Records from a data source.
--- start ---
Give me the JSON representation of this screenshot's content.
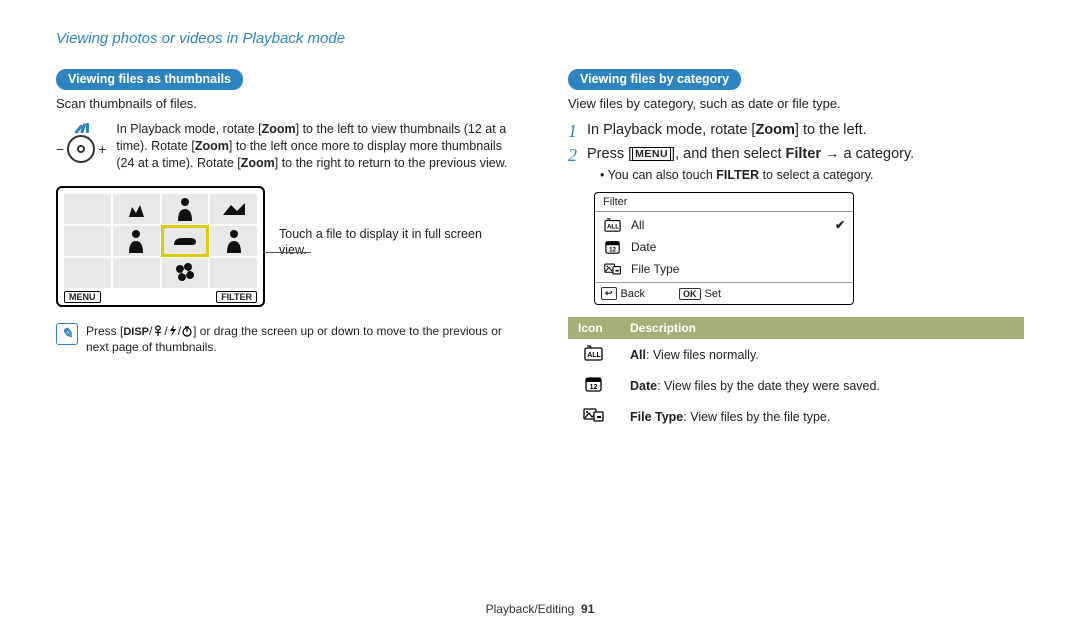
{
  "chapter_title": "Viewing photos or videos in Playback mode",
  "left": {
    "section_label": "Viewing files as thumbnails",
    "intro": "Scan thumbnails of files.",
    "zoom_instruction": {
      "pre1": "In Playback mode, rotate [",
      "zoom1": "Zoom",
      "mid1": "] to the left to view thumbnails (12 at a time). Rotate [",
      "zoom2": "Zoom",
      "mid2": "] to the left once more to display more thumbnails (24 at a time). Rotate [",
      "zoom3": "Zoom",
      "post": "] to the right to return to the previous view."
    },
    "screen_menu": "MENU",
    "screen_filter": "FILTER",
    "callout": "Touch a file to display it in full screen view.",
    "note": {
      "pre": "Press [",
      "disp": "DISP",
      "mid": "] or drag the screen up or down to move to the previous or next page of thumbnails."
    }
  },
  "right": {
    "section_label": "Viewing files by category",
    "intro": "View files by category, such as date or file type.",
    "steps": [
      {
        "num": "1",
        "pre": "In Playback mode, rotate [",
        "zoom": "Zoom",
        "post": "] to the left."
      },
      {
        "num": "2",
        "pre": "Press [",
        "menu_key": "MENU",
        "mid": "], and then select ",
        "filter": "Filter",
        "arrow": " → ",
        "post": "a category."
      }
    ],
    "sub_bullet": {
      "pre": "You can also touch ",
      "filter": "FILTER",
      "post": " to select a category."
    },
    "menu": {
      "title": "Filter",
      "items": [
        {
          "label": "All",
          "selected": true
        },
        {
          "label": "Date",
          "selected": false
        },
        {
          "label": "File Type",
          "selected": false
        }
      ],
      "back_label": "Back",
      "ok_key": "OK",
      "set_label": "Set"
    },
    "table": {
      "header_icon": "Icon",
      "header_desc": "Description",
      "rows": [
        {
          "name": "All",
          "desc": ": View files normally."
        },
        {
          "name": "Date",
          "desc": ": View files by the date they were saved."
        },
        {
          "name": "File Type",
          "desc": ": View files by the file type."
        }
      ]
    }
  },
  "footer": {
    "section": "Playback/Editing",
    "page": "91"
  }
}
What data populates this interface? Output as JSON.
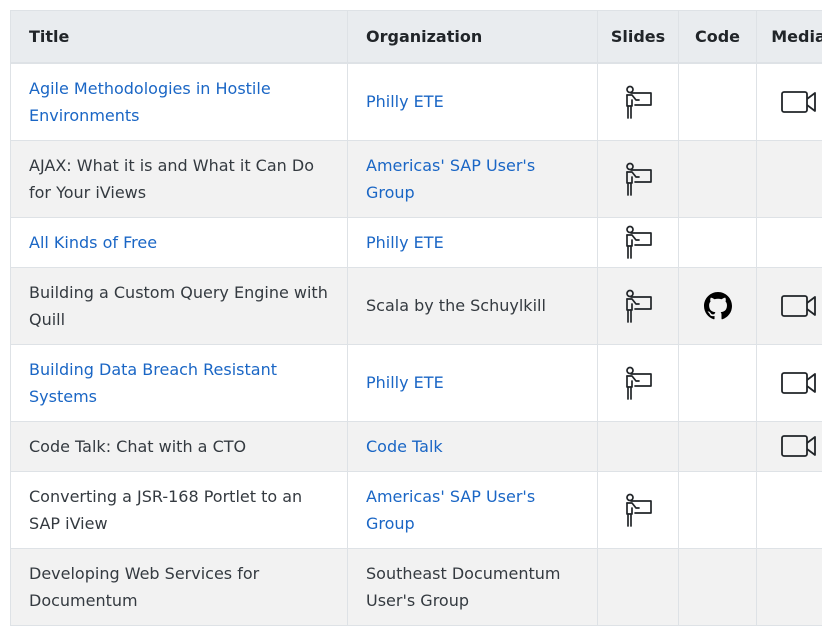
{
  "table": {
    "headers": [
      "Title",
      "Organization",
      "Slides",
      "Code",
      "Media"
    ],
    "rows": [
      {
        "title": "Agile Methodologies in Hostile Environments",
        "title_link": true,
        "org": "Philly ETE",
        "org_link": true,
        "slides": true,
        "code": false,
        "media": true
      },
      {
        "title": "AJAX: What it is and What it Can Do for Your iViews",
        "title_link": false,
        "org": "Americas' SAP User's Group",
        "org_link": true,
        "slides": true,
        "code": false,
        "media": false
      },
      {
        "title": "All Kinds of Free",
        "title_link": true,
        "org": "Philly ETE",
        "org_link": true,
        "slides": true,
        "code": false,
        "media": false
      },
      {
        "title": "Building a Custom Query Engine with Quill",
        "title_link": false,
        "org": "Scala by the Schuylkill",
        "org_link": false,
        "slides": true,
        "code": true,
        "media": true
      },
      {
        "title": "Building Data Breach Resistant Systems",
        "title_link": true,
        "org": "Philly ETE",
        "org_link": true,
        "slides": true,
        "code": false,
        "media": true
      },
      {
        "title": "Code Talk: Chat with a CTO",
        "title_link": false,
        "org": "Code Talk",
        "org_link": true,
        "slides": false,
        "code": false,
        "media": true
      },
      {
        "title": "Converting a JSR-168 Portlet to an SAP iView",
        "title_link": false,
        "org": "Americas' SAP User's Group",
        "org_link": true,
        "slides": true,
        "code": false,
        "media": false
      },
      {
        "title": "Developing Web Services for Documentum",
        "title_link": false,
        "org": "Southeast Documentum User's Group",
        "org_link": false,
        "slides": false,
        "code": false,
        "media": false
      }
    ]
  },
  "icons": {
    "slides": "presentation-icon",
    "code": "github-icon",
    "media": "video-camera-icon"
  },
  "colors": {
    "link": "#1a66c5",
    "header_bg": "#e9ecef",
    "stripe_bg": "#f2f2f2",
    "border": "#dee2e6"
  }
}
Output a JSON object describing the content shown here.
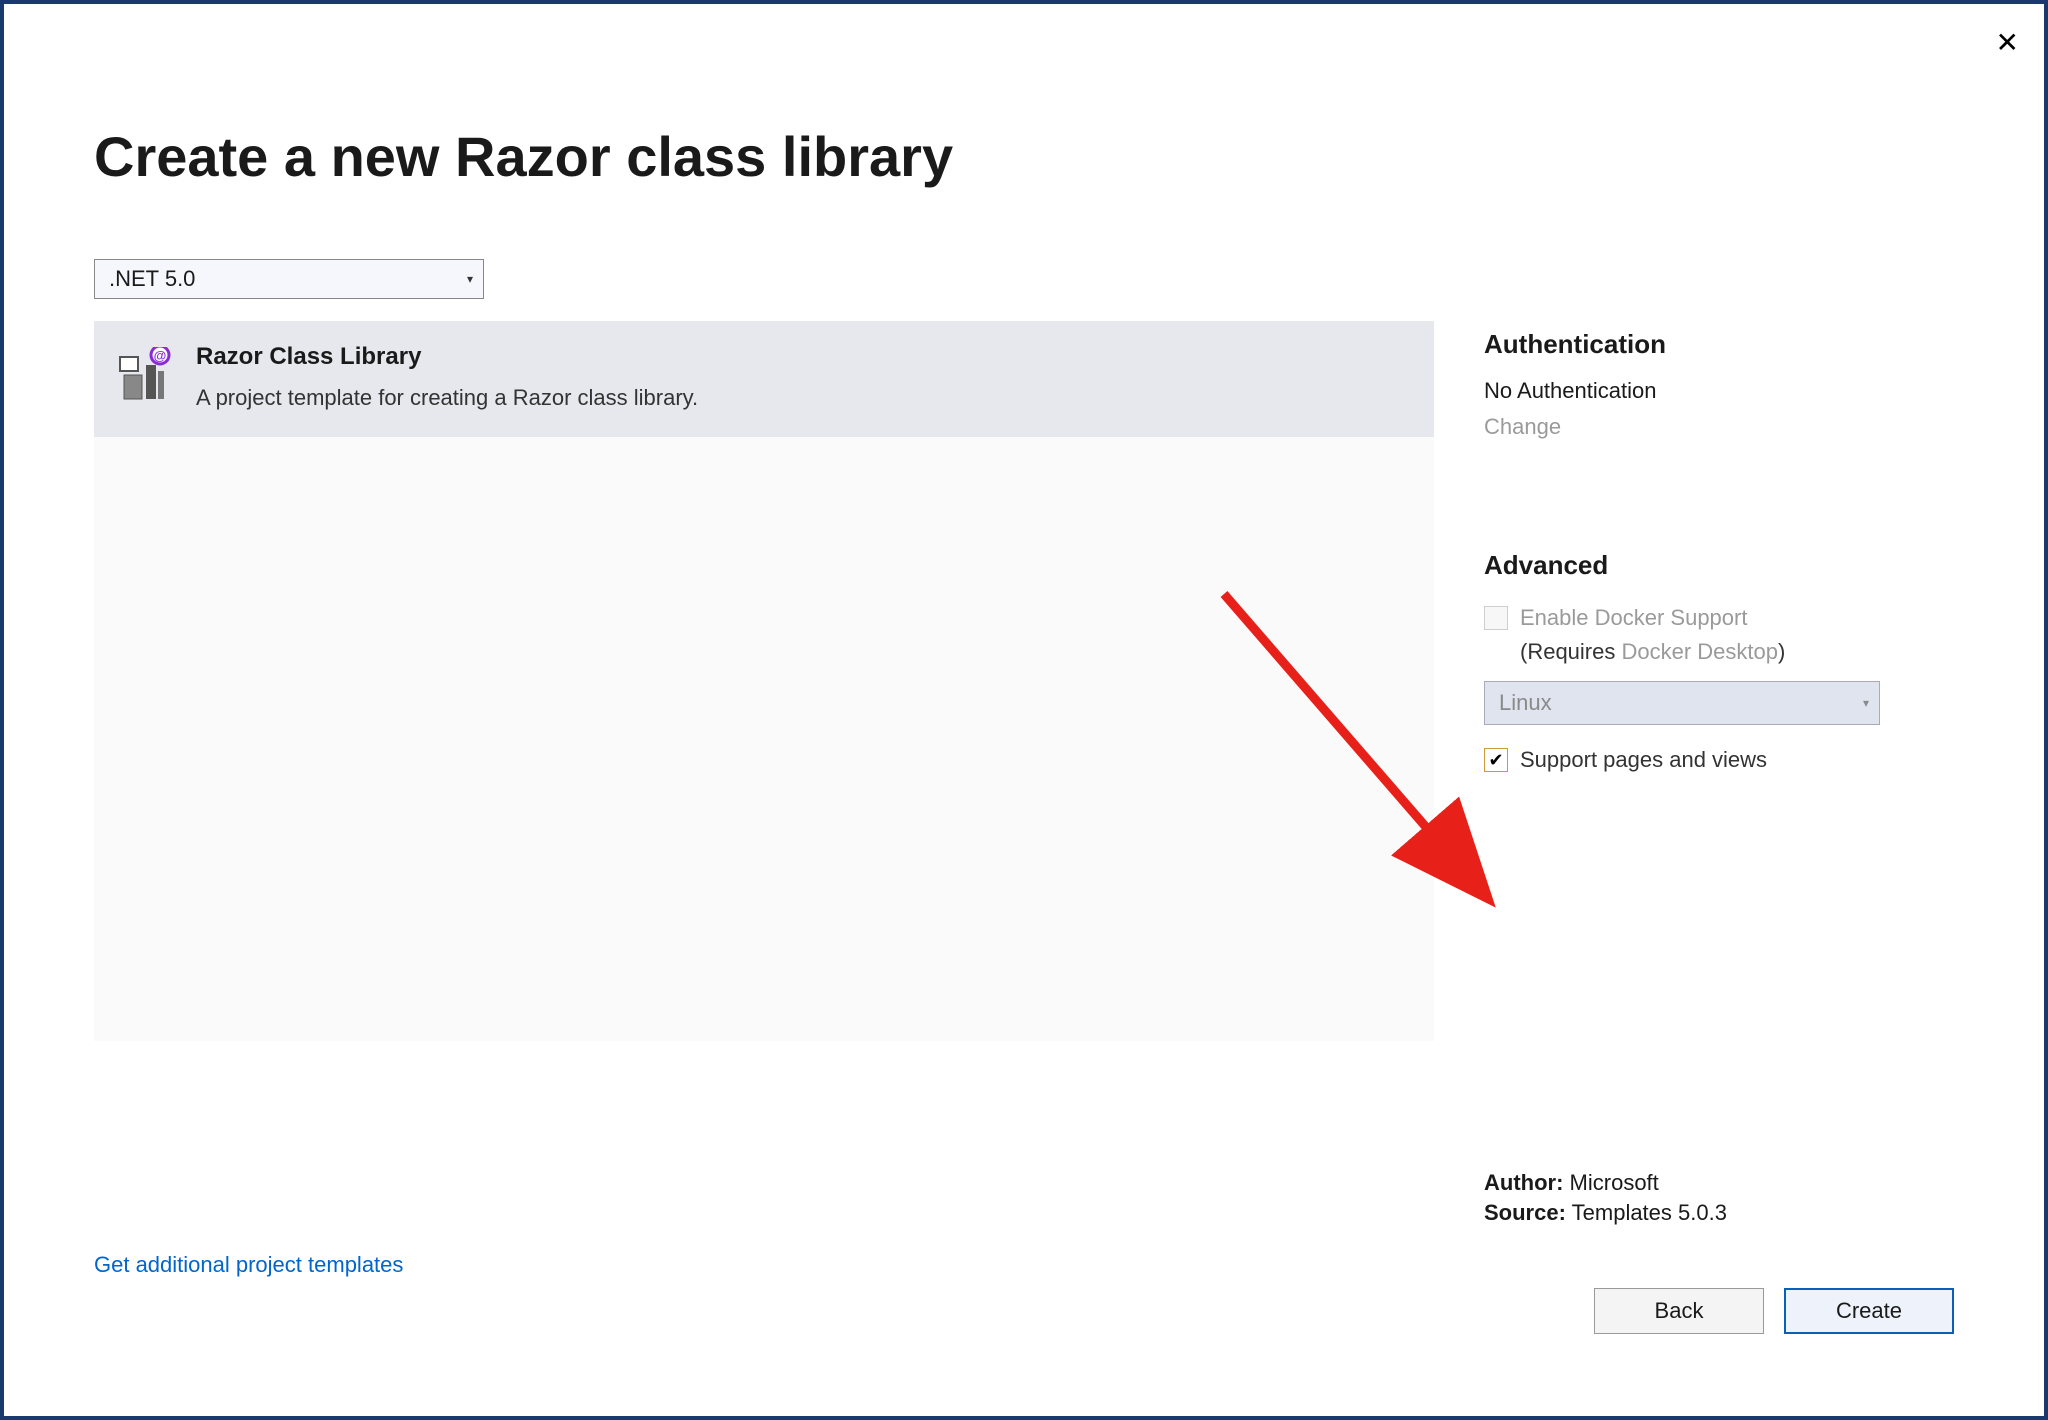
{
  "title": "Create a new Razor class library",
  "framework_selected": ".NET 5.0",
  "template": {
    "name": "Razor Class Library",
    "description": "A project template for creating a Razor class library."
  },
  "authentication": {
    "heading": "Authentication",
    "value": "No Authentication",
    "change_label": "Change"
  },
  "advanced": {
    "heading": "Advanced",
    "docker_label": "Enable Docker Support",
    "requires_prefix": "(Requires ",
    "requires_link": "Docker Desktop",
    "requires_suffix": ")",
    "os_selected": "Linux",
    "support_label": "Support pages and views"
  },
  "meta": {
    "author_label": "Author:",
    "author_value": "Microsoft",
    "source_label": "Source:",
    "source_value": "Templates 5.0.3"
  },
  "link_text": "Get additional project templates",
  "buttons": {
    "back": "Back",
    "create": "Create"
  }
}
--- end ---
STATED PROBLEM. Copy all the data exactly as written, but skip any picture.

RESULT.
Give me the JSON representation of this screenshot's content.
{
  "chapter_title": "Viewing photos or videos in Playback mode",
  "left": {
    "section_label": "Viewing files as thumbnails",
    "intro": "Scan thumbnails of files.",
    "zoom_instruction": {
      "pre1": "In Playback mode, rotate [",
      "zoom1": "Zoom",
      "mid1": "] to the left to view thumbnails (12 at a time). Rotate [",
      "zoom2": "Zoom",
      "mid2": "] to the left once more to display more thumbnails (24 at a time). Rotate [",
      "zoom3": "Zoom",
      "post": "] to the right to return to the previous view."
    },
    "screen_menu": "MENU",
    "screen_filter": "FILTER",
    "callout": "Touch a file to display it in full screen view.",
    "note": {
      "pre": "Press [",
      "disp": "DISP",
      "mid": "] or drag the screen up or down to move to the previous or next page of thumbnails."
    }
  },
  "right": {
    "section_label": "Viewing files by category",
    "intro": "View files by category, such as date or file type.",
    "steps": [
      {
        "num": "1",
        "pre": "In Playback mode, rotate [",
        "zoom": "Zoom",
        "post": "] to the left."
      },
      {
        "num": "2",
        "pre": "Press [",
        "menu_key": "MENU",
        "mid": "], and then select ",
        "filter": "Filter",
        "arrow": " → ",
        "post": "a category."
      }
    ],
    "sub_bullet": {
      "pre": "You can also touch ",
      "filter": "FILTER",
      "post": " to select a category."
    },
    "menu": {
      "title": "Filter",
      "items": [
        {
          "label": "All",
          "selected": true
        },
        {
          "label": "Date",
          "selected": false
        },
        {
          "label": "File Type",
          "selected": false
        }
      ],
      "back_label": "Back",
      "ok_key": "OK",
      "set_label": "Set"
    },
    "table": {
      "header_icon": "Icon",
      "header_desc": "Description",
      "rows": [
        {
          "name": "All",
          "desc": ": View files normally."
        },
        {
          "name": "Date",
          "desc": ": View files by the date they were saved."
        },
        {
          "name": "File Type",
          "desc": ": View files by the file type."
        }
      ]
    }
  },
  "footer": {
    "section": "Playback/Editing",
    "page": "91"
  }
}
What data populates this interface? Output as JSON.
{
  "table": {
    "headers": [
      "Title",
      "Organization",
      "Slides",
      "Code",
      "Media"
    ],
    "rows": [
      {
        "title": "Agile Methodologies in Hostile Environments",
        "title_link": true,
        "org": "Philly ETE",
        "org_link": true,
        "slides": true,
        "code": false,
        "media": true
      },
      {
        "title": "AJAX: What it is and What it Can Do for Your iViews",
        "title_link": false,
        "org": "Americas' SAP User's Group",
        "org_link": true,
        "slides": true,
        "code": false,
        "media": false
      },
      {
        "title": "All Kinds of Free",
        "title_link": true,
        "org": "Philly ETE",
        "org_link": true,
        "slides": true,
        "code": false,
        "media": false
      },
      {
        "title": "Building a Custom Query Engine with Quill",
        "title_link": false,
        "org": "Scala by the Schuylkill",
        "org_link": false,
        "slides": true,
        "code": true,
        "media": true
      },
      {
        "title": "Building Data Breach Resistant Systems",
        "title_link": true,
        "org": "Philly ETE",
        "org_link": true,
        "slides": true,
        "code": false,
        "media": true
      },
      {
        "title": "Code Talk: Chat with a CTO",
        "title_link": false,
        "org": "Code Talk",
        "org_link": true,
        "slides": false,
        "code": false,
        "media": true
      },
      {
        "title": "Converting a JSR-168 Portlet to an SAP iView",
        "title_link": false,
        "org": "Americas' SAP User's Group",
        "org_link": true,
        "slides": true,
        "code": false,
        "media": false
      },
      {
        "title": "Developing Web Services for Documentum",
        "title_link": false,
        "org": "Southeast Documentum User's Group",
        "org_link": false,
        "slides": false,
        "code": false,
        "media": false
      }
    ]
  },
  "icons": {
    "slides": "presentation-icon",
    "code": "github-icon",
    "media": "video-camera-icon"
  },
  "colors": {
    "link": "#1a66c5",
    "header_bg": "#e9ecef",
    "stripe_bg": "#f2f2f2",
    "border": "#dee2e6"
  }
}
Output a JSON object describing the content shown here.
{
  "title": "Create a new Razor class library",
  "framework_selected": ".NET 5.0",
  "template": {
    "name": "Razor Class Library",
    "description": "A project template for creating a Razor class library."
  },
  "authentication": {
    "heading": "Authentication",
    "value": "No Authentication",
    "change_label": "Change"
  },
  "advanced": {
    "heading": "Advanced",
    "docker_label": "Enable Docker Support",
    "requires_prefix": "(Requires ",
    "requires_link": "Docker Desktop",
    "requires_suffix": ")",
    "os_selected": "Linux",
    "support_label": "Support pages and views"
  },
  "meta": {
    "author_label": "Author:",
    "author_value": "Microsoft",
    "source_label": "Source:",
    "source_value": "Templates 5.0.3"
  },
  "link_text": "Get additional project templates",
  "buttons": {
    "back": "Back",
    "create": "Create"
  }
}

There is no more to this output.